### GIVEN PROBLEM:
Reproduce every line of the records below word for word, from the first to the last.

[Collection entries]

>> Start

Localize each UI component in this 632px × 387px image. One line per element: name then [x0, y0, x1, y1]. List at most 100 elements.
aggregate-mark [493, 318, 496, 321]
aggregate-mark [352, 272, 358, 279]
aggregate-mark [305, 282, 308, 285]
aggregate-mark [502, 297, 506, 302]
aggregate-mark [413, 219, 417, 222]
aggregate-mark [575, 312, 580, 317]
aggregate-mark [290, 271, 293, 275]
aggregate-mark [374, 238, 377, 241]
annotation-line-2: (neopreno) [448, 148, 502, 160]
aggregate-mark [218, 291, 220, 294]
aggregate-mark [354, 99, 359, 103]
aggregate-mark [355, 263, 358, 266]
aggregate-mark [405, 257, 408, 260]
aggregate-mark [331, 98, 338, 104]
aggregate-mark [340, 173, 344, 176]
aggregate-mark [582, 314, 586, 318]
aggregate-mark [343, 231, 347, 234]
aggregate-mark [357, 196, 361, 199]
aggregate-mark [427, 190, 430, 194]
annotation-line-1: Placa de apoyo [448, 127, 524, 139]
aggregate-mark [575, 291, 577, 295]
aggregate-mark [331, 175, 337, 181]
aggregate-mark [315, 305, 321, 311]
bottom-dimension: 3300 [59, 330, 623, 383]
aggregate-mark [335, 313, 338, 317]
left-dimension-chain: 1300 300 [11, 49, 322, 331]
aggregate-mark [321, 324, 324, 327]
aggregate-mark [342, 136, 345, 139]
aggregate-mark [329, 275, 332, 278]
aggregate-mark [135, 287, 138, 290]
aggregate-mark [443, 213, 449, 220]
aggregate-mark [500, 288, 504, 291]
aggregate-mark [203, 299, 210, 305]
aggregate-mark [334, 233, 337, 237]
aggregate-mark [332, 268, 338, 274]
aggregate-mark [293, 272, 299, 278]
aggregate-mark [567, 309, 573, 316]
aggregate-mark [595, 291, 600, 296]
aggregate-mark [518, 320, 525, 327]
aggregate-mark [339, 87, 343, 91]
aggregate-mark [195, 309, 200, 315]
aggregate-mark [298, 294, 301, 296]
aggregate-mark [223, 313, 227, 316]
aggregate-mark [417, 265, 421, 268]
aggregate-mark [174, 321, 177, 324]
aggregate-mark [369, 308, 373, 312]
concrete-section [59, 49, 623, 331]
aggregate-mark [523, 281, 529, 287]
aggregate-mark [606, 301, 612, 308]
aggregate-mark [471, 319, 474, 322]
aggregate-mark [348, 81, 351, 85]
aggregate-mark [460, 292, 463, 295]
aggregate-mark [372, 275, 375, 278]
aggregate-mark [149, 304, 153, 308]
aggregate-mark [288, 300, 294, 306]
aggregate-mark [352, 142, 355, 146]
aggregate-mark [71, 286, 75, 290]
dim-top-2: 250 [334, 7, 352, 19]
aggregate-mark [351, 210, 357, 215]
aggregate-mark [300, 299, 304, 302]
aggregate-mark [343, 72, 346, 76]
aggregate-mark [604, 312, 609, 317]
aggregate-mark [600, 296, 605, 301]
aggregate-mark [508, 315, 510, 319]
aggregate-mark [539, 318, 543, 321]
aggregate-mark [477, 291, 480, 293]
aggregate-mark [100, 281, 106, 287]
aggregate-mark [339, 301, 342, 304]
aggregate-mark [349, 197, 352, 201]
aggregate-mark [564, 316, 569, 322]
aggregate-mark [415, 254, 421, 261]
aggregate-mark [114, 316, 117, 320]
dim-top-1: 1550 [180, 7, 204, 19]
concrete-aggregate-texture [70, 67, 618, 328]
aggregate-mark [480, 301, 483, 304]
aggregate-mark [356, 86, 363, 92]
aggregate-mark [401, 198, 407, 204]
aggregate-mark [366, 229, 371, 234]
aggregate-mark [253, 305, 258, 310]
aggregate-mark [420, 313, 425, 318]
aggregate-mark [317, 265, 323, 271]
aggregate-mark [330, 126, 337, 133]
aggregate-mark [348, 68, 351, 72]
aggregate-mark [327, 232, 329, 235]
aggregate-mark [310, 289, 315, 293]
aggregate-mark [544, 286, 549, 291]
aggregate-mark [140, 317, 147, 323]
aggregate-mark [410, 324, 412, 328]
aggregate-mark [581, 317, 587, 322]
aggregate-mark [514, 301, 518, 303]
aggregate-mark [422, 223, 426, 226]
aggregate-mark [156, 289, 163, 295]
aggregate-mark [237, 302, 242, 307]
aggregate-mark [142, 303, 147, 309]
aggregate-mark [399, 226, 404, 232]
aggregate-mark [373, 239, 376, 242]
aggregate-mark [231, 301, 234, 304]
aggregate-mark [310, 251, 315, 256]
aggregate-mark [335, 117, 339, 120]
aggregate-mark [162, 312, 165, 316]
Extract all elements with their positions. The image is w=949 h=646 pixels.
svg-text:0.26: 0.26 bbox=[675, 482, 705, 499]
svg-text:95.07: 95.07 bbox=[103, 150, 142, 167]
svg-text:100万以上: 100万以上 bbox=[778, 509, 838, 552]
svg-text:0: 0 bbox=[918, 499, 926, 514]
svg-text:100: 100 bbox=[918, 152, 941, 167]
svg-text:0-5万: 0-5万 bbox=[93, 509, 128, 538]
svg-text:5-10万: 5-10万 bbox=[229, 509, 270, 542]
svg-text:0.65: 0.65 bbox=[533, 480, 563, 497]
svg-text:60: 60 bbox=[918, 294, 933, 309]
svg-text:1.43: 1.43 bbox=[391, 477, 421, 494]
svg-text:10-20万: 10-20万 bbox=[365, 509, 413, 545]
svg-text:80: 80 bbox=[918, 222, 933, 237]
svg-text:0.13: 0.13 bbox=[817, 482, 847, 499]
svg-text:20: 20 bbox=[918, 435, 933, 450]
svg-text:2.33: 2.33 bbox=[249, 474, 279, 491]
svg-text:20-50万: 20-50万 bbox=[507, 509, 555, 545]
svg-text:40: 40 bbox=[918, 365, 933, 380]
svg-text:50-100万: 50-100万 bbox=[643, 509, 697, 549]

>> End

### FULL OUTPUT:
Localize each UI component in this 632px × 387px image. One line per element: name then [x0, y0, x1, y1]. List at most 100 elements.
aggregate-mark [493, 318, 496, 321]
aggregate-mark [352, 272, 358, 279]
aggregate-mark [305, 282, 308, 285]
aggregate-mark [502, 297, 506, 302]
aggregate-mark [413, 219, 417, 222]
aggregate-mark [575, 312, 580, 317]
aggregate-mark [290, 271, 293, 275]
aggregate-mark [374, 238, 377, 241]
annotation-line-2: (neopreno) [448, 148, 502, 160]
aggregate-mark [218, 291, 220, 294]
aggregate-mark [354, 99, 359, 103]
aggregate-mark [355, 263, 358, 266]
aggregate-mark [405, 257, 408, 260]
aggregate-mark [331, 98, 338, 104]
aggregate-mark [340, 173, 344, 176]
aggregate-mark [582, 314, 586, 318]
aggregate-mark [343, 231, 347, 234]
aggregate-mark [357, 196, 361, 199]
aggregate-mark [427, 190, 430, 194]
annotation-line-1: Placa de apoyo [448, 127, 524, 139]
aggregate-mark [575, 291, 577, 295]
aggregate-mark [331, 175, 337, 181]
aggregate-mark [315, 305, 321, 311]
bottom-dimension: 3300 [59, 330, 623, 383]
aggregate-mark [335, 313, 338, 317]
left-dimension-chain: 1300 300 [11, 49, 322, 331]
aggregate-mark [321, 324, 324, 327]
aggregate-mark [342, 136, 345, 139]
aggregate-mark [329, 275, 332, 278]
aggregate-mark [135, 287, 138, 290]
aggregate-mark [443, 213, 449, 220]
aggregate-mark [500, 288, 504, 291]
aggregate-mark [203, 299, 210, 305]
aggregate-mark [334, 233, 337, 237]
aggregate-mark [332, 268, 338, 274]
aggregate-mark [293, 272, 299, 278]
aggregate-mark [567, 309, 573, 316]
aggregate-mark [595, 291, 600, 296]
aggregate-mark [518, 320, 525, 327]
aggregate-mark [339, 87, 343, 91]
aggregate-mark [195, 309, 200, 315]
aggregate-mark [298, 294, 301, 296]
aggregate-mark [223, 313, 227, 316]
aggregate-mark [417, 265, 421, 268]
aggregate-mark [174, 321, 177, 324]
aggregate-mark [369, 308, 373, 312]
concrete-section [59, 49, 623, 331]
aggregate-mark [523, 281, 529, 287]
aggregate-mark [606, 301, 612, 308]
aggregate-mark [471, 319, 474, 322]
aggregate-mark [348, 81, 351, 85]
aggregate-mark [460, 292, 463, 295]
aggregate-mark [372, 275, 375, 278]
aggregate-mark [149, 304, 153, 308]
aggregate-mark [288, 300, 294, 306]
aggregate-mark [352, 142, 355, 146]
aggregate-mark [71, 286, 75, 290]
dim-top-2: 250 [334, 7, 352, 19]
aggregate-mark [351, 210, 357, 215]
aggregate-mark [300, 299, 304, 302]
aggregate-mark [343, 72, 346, 76]
aggregate-mark [604, 312, 609, 317]
aggregate-mark [600, 296, 605, 301]
aggregate-mark [508, 315, 510, 319]
aggregate-mark [539, 318, 543, 321]
aggregate-mark [477, 291, 480, 293]
aggregate-mark [100, 281, 106, 287]
aggregate-mark [339, 301, 342, 304]
aggregate-mark [349, 197, 352, 201]
aggregate-mark [564, 316, 569, 322]
aggregate-mark [415, 254, 421, 261]
aggregate-mark [114, 316, 117, 320]
dim-top-1: 1550 [180, 7, 204, 19]
concrete-aggregate-texture [70, 67, 618, 328]
aggregate-mark [480, 301, 483, 304]
aggregate-mark [356, 86, 363, 92]
aggregate-mark [401, 198, 407, 204]
aggregate-mark [366, 229, 371, 234]
aggregate-mark [253, 305, 258, 310]
aggregate-mark [420, 313, 425, 318]
aggregate-mark [317, 265, 323, 271]
aggregate-mark [330, 126, 337, 133]
aggregate-mark [348, 68, 351, 72]
aggregate-mark [327, 232, 329, 235]
aggregate-mark [310, 289, 315, 293]
aggregate-mark [544, 286, 549, 291]
aggregate-mark [140, 317, 147, 323]
aggregate-mark [410, 324, 412, 328]
aggregate-mark [581, 317, 587, 322]
aggregate-mark [514, 301, 518, 303]
aggregate-mark [422, 223, 426, 226]
aggregate-mark [156, 289, 163, 295]
aggregate-mark [237, 302, 242, 307]
aggregate-mark [142, 303, 147, 309]
aggregate-mark [399, 226, 404, 232]
aggregate-mark [373, 239, 376, 242]
aggregate-mark [231, 301, 234, 304]
aggregate-mark [310, 251, 315, 256]
aggregate-mark [335, 117, 339, 120]
aggregate-mark [162, 312, 165, 316]
Extract all elements with their positions. The image is w=949 h=646 pixels.
svg-text:0.26: 0.26 bbox=[675, 482, 705, 499]
svg-text:95.07: 95.07 bbox=[103, 150, 142, 167]
svg-text:100万以上: 100万以上 bbox=[778, 509, 838, 552]
svg-text:0: 0 bbox=[918, 499, 926, 514]
svg-text:100: 100 bbox=[918, 152, 941, 167]
svg-text:0-5万: 0-5万 bbox=[93, 509, 128, 538]
svg-text:5-10万: 5-10万 bbox=[229, 509, 270, 542]
svg-text:0.65: 0.65 bbox=[533, 480, 563, 497]
svg-text:60: 60 bbox=[918, 294, 933, 309]
svg-text:1.43: 1.43 bbox=[391, 477, 421, 494]
svg-text:10-20万: 10-20万 bbox=[365, 509, 413, 545]
svg-text:80: 80 bbox=[918, 222, 933, 237]
svg-text:0.13: 0.13 bbox=[817, 482, 847, 499]
svg-text:20: 20 bbox=[918, 435, 933, 450]
svg-text:2.33: 2.33 bbox=[249, 474, 279, 491]
svg-text:20-50万: 20-50万 bbox=[507, 509, 555, 545]
svg-text:40: 40 bbox=[918, 365, 933, 380]
svg-text:50-100万: 50-100万 bbox=[643, 509, 697, 549]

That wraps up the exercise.